MATERIAL FOR THE TASK –

++++

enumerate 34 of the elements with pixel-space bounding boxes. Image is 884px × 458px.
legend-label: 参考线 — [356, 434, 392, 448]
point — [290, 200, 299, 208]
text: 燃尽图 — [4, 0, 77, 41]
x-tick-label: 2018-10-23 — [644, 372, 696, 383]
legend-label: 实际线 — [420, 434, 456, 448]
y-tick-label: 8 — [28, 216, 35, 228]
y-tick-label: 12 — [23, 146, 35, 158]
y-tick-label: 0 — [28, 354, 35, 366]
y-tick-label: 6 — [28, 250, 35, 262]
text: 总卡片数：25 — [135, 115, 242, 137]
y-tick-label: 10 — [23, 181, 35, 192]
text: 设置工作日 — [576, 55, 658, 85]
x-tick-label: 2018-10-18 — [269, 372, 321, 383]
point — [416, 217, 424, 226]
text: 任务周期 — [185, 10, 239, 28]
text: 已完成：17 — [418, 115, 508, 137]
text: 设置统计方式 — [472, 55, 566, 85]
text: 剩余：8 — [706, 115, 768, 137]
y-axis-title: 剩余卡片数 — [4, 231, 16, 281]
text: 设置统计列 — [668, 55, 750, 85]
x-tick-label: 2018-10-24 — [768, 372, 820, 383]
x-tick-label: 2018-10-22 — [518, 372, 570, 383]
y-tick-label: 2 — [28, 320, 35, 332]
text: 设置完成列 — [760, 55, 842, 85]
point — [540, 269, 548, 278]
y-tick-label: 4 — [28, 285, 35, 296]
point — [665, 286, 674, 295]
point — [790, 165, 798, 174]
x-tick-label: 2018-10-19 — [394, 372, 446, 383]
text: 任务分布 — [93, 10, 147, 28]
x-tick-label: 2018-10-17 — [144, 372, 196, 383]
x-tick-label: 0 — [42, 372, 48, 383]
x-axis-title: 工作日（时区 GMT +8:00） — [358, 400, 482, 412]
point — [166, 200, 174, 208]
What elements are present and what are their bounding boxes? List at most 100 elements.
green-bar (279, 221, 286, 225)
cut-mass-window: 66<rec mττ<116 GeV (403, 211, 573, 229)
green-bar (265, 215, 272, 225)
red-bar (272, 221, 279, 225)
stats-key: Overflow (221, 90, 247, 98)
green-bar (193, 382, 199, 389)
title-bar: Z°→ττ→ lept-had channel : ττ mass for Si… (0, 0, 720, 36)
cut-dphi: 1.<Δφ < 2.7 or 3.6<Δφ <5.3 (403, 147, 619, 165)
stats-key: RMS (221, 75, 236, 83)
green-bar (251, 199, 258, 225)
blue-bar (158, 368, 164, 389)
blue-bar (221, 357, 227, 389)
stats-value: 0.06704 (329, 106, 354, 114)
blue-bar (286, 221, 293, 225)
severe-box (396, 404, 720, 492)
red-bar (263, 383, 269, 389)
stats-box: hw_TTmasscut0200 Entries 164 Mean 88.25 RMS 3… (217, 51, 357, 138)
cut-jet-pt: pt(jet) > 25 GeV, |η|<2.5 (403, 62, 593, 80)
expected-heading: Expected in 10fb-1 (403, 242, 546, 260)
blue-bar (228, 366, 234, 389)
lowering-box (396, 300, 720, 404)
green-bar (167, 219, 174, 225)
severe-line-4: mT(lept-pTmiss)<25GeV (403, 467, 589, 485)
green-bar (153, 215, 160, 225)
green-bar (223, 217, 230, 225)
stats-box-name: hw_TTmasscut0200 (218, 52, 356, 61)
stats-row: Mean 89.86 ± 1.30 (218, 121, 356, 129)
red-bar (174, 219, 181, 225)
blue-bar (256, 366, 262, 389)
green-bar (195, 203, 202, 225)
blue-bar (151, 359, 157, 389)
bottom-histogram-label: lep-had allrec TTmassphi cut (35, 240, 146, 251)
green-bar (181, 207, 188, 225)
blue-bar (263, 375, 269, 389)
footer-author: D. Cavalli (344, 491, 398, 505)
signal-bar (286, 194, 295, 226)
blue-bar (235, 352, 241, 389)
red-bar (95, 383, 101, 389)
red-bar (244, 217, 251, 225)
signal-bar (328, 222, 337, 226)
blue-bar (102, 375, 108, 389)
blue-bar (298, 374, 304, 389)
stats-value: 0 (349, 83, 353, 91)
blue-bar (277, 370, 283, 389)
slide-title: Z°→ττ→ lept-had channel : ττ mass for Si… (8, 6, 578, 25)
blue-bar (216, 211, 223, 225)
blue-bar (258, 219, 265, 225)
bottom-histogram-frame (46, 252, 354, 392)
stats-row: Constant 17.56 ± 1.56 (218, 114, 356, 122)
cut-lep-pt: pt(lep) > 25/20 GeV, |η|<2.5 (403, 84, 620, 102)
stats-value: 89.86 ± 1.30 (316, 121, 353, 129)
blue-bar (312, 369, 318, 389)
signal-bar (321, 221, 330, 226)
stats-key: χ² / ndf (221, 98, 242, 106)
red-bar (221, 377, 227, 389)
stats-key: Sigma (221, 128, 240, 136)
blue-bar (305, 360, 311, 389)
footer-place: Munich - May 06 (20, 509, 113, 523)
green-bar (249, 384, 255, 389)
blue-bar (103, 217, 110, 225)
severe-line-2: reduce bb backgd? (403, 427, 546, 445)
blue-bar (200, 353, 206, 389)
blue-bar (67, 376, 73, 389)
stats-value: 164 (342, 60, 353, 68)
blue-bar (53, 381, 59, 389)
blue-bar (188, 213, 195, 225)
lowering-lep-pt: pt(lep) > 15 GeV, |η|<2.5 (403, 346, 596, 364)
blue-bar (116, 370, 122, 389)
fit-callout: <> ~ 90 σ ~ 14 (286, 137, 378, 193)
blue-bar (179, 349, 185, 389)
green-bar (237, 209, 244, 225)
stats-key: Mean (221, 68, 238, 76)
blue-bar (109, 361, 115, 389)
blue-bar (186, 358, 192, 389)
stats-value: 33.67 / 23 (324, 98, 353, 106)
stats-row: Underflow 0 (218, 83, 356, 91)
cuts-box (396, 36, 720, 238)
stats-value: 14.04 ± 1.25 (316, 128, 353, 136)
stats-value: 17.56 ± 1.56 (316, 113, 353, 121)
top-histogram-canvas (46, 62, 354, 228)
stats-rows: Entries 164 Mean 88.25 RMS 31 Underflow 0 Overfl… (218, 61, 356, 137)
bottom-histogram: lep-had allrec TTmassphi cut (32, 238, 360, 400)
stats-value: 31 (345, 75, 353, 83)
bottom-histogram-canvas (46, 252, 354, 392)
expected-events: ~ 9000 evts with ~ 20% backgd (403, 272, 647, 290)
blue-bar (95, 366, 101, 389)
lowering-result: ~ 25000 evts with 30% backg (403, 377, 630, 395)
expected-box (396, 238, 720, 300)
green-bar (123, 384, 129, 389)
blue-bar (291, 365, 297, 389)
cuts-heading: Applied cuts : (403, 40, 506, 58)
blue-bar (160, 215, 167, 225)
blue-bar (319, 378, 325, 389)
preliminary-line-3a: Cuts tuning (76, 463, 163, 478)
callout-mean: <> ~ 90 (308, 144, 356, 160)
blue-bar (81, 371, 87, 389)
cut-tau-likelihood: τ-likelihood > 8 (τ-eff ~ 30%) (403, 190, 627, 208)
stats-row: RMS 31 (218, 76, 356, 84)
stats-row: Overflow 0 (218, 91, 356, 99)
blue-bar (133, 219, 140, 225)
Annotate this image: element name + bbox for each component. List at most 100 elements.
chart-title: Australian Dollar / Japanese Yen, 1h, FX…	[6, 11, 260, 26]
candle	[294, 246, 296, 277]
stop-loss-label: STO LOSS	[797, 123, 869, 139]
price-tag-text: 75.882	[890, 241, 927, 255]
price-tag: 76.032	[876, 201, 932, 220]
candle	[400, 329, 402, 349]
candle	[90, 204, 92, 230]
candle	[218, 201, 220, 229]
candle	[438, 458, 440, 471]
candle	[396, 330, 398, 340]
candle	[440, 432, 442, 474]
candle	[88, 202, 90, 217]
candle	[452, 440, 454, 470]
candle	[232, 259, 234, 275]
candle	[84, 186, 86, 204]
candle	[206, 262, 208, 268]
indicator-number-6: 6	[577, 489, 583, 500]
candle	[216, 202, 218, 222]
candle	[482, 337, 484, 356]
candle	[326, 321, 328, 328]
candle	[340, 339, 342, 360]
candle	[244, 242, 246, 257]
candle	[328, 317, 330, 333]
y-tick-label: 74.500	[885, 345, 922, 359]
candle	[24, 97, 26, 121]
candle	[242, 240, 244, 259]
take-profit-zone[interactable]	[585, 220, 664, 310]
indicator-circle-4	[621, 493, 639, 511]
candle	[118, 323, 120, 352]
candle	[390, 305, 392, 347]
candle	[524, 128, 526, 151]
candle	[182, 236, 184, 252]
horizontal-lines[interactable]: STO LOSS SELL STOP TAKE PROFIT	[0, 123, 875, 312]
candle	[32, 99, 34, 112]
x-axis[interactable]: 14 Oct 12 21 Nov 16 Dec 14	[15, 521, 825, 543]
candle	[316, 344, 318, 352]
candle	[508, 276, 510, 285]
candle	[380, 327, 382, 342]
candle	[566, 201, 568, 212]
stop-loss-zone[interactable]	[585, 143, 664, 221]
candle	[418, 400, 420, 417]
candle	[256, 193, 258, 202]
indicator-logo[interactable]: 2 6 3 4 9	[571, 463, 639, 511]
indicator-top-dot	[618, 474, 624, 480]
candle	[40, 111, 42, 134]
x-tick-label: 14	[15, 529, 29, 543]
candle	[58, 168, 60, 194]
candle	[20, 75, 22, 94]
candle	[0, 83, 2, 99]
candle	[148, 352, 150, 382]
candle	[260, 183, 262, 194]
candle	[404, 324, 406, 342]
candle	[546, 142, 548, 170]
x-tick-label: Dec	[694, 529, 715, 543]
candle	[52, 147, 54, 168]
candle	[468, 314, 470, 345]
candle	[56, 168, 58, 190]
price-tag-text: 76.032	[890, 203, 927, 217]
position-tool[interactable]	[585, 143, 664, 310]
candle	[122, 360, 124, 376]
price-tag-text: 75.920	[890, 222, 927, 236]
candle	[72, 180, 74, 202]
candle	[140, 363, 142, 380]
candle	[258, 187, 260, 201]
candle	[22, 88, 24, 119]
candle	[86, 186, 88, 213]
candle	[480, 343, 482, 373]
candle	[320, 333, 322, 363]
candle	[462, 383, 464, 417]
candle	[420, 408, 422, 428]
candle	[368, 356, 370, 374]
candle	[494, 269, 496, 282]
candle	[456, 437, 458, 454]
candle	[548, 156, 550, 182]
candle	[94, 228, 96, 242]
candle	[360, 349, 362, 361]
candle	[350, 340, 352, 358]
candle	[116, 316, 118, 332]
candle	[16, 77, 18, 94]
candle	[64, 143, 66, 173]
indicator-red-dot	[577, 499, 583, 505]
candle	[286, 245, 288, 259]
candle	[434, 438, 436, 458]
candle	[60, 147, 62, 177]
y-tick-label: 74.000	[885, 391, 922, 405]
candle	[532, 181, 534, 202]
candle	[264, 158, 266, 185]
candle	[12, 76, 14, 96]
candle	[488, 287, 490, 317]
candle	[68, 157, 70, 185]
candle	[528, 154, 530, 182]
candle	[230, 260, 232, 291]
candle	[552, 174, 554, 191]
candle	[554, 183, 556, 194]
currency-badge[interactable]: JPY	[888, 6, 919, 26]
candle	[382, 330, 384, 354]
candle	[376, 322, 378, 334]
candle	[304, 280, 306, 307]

++++

GIVEN TASK –
Reproduce the material verbatim from its first line through the line containing "text: 设置工作日 — [576, 55, 658, 85]", including both of those lines.

FINISHED ANSWER –
enumerate 34 of the elements with pixel-space bounding boxes. Image is 884px × 458px.
legend-label: 参考线 — [356, 434, 392, 448]
point — [290, 200, 299, 208]
text: 燃尽图 — [4, 0, 77, 41]
x-tick-label: 2018-10-23 — [644, 372, 696, 383]
legend-label: 实际线 — [420, 434, 456, 448]
y-tick-label: 8 — [28, 216, 35, 228]
y-tick-label: 12 — [23, 146, 35, 158]
y-tick-label: 0 — [28, 354, 35, 366]
y-tick-label: 6 — [28, 250, 35, 262]
text: 总卡片数：25 — [135, 115, 242, 137]
y-tick-label: 10 — [23, 181, 35, 192]
text: 设置工作日 — [576, 55, 658, 85]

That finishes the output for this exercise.